> [Figure contents as structured data]:

------------------------------------------------------------------------

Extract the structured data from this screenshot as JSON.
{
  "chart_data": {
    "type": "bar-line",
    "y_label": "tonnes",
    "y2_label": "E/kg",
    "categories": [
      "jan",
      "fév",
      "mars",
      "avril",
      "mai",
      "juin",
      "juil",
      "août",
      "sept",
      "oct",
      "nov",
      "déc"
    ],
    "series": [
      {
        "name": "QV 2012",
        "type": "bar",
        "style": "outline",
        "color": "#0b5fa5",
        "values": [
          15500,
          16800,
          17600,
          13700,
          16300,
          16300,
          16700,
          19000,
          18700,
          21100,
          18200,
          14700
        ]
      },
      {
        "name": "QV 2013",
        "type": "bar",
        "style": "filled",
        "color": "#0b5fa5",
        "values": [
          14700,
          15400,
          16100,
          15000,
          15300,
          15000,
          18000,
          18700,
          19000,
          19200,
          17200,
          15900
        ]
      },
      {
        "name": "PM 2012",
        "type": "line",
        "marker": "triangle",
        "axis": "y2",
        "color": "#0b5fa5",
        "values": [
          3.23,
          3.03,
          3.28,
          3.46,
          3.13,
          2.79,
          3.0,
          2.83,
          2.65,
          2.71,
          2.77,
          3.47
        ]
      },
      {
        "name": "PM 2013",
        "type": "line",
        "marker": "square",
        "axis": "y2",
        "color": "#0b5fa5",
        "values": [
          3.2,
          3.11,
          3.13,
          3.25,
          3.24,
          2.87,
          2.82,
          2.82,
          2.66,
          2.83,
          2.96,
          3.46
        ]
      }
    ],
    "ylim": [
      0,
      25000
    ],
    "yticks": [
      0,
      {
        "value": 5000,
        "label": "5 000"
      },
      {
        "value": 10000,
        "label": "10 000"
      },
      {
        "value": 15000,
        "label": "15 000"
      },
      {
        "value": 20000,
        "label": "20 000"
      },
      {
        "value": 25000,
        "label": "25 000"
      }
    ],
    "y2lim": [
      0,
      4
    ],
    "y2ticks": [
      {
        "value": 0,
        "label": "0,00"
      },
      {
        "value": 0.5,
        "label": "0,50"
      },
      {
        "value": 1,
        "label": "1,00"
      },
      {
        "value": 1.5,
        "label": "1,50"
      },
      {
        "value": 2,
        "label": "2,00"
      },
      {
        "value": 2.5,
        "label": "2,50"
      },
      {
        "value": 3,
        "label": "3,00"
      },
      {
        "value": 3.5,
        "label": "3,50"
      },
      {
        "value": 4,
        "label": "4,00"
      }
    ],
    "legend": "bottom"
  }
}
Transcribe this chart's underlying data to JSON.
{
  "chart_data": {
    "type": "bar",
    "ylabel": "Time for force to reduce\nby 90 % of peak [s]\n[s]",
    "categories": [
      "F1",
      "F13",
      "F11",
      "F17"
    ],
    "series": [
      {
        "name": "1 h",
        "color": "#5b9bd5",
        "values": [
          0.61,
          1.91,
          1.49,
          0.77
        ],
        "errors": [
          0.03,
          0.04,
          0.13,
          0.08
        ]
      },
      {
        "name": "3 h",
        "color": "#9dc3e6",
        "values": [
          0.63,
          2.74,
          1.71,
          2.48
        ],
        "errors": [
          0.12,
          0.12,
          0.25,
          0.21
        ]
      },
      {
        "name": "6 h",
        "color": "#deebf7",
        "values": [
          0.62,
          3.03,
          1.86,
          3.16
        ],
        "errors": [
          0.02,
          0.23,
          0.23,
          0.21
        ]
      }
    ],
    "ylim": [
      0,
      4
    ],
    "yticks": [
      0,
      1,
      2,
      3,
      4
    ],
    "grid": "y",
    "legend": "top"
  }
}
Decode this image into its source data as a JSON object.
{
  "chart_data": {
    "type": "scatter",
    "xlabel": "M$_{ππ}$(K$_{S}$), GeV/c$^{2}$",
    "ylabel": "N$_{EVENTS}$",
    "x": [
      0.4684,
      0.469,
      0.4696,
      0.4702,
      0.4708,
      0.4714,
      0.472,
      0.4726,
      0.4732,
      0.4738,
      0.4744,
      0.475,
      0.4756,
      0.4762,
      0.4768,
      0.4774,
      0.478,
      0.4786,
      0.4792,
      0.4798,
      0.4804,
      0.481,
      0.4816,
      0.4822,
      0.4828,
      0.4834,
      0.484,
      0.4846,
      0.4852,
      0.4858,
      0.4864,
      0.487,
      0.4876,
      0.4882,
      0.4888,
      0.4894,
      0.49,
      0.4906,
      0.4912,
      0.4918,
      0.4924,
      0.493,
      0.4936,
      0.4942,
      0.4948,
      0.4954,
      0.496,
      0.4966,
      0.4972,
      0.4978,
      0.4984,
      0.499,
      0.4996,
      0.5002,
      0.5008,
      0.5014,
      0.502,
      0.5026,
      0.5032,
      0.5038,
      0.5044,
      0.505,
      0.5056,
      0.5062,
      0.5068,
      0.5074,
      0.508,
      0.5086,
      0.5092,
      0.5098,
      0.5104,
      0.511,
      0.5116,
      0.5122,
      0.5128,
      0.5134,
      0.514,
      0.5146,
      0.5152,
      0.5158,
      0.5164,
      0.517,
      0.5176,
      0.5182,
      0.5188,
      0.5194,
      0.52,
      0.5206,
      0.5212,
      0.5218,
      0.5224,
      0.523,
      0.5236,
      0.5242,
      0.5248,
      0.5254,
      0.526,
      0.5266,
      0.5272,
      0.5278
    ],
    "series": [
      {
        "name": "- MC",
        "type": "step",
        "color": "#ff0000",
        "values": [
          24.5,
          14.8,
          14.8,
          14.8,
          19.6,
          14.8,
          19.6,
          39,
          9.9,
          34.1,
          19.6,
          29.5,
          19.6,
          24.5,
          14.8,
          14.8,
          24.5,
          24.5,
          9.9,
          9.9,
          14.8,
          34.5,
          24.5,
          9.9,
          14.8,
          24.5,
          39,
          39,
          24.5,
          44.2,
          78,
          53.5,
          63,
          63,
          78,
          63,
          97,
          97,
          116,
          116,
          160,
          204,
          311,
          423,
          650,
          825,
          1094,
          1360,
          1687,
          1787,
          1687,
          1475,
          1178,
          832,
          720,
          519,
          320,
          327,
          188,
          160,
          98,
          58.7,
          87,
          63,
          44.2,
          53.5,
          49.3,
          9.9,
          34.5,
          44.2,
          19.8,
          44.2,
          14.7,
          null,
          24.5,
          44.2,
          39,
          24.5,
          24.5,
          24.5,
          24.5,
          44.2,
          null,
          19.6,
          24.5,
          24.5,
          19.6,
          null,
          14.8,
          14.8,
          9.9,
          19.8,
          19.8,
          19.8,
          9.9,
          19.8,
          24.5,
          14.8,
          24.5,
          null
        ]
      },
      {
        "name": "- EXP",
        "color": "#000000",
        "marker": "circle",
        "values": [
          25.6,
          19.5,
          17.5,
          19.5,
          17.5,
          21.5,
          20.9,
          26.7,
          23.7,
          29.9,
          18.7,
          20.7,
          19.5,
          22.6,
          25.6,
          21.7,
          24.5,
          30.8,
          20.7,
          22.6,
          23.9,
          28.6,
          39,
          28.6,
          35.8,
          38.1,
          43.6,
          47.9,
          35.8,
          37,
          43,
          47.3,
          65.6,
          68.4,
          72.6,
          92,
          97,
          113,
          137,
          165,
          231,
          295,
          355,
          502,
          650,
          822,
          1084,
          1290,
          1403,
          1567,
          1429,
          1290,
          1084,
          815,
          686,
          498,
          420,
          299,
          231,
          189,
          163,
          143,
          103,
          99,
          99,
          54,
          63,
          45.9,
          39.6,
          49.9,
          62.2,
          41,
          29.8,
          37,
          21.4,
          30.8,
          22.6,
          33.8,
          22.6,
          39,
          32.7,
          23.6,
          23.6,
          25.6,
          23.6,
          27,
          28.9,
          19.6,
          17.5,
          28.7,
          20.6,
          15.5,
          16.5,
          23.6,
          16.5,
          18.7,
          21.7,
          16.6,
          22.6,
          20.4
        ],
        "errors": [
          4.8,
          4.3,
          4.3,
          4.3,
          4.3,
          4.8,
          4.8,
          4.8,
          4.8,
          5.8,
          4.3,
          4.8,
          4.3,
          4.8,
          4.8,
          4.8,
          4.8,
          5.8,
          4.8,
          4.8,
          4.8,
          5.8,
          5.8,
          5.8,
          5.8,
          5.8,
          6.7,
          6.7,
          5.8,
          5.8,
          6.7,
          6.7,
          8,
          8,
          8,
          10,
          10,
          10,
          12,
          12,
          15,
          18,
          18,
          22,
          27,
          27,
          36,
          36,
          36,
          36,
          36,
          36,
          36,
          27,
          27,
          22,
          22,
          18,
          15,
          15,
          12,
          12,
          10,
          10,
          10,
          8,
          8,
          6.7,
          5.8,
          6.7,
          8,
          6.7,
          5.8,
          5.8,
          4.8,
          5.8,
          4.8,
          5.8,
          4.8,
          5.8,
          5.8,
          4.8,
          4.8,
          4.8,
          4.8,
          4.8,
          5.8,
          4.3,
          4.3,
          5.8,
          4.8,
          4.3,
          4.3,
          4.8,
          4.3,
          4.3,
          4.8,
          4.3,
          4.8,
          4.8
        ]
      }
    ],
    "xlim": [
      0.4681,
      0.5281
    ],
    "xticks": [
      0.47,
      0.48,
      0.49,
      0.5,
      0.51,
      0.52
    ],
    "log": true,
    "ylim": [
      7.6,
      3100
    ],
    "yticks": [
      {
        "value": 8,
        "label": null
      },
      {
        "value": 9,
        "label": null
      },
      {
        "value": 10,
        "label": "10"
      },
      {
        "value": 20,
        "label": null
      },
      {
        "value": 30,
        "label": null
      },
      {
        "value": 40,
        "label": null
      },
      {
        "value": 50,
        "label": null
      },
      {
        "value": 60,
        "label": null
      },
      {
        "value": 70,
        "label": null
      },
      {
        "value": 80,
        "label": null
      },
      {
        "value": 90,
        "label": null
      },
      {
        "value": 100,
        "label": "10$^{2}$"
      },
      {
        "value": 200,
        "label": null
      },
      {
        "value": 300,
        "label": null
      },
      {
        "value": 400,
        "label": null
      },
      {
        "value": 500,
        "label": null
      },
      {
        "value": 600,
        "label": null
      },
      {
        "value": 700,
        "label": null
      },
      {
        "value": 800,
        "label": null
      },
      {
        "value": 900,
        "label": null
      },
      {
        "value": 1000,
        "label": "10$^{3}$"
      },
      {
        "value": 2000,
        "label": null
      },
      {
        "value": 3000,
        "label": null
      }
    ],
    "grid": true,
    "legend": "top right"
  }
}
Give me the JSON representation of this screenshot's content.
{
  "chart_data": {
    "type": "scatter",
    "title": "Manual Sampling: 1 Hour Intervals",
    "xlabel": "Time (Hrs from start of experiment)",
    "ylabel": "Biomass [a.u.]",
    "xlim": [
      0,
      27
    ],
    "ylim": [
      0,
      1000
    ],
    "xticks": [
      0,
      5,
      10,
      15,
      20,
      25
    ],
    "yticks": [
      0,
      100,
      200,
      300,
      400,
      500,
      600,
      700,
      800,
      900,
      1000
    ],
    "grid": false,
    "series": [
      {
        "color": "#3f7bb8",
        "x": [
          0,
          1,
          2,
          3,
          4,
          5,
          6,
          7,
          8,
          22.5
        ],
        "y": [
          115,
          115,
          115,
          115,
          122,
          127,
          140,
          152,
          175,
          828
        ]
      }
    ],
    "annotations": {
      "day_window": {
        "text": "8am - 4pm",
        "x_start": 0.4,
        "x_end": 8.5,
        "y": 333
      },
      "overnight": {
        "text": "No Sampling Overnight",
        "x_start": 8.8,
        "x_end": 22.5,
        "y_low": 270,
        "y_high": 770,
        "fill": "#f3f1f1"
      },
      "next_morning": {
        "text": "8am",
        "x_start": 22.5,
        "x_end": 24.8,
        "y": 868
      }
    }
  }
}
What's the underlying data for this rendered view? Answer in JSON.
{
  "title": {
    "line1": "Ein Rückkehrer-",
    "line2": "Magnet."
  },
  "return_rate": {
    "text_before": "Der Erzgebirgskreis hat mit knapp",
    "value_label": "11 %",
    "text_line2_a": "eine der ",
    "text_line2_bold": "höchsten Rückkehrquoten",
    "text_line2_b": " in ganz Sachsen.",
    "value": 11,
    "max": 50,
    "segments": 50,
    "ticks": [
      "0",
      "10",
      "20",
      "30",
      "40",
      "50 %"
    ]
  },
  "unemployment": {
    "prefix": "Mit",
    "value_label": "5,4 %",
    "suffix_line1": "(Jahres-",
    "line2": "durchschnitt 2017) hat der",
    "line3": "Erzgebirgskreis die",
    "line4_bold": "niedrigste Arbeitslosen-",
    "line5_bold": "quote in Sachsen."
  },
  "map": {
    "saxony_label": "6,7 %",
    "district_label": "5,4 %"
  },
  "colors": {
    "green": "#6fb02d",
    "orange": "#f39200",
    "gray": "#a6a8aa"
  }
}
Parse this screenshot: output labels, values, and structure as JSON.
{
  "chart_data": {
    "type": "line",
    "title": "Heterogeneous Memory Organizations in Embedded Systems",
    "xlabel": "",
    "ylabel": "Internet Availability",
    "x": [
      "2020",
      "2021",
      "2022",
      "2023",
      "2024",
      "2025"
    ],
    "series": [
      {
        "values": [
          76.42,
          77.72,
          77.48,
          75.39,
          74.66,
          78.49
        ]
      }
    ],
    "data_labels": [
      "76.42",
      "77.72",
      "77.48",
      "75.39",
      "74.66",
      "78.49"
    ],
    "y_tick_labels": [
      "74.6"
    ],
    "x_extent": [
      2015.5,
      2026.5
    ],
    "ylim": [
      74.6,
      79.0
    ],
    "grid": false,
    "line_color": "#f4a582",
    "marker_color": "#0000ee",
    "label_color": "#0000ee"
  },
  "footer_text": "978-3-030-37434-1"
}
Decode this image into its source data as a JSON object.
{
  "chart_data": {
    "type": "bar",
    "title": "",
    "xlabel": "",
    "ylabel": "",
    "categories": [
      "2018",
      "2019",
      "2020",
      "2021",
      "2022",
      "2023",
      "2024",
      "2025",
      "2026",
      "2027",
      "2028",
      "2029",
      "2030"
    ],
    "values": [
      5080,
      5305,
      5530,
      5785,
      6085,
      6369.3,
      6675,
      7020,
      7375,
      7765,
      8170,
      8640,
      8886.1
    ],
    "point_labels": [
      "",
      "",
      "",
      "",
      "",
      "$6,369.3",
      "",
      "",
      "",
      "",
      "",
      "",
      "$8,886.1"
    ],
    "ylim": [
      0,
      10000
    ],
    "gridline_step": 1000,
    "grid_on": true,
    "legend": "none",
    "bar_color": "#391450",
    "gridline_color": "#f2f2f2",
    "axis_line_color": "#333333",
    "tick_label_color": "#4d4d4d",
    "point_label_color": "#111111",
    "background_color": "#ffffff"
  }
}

------------------------------------------------------------------------

> [What is needed]: Identify lines with the string "Sampling". Copy each one.

> [Correct result]:
    "title": "Manual Sampling: 1 Hour Intervals",
        "text": "No Sampling Overnight",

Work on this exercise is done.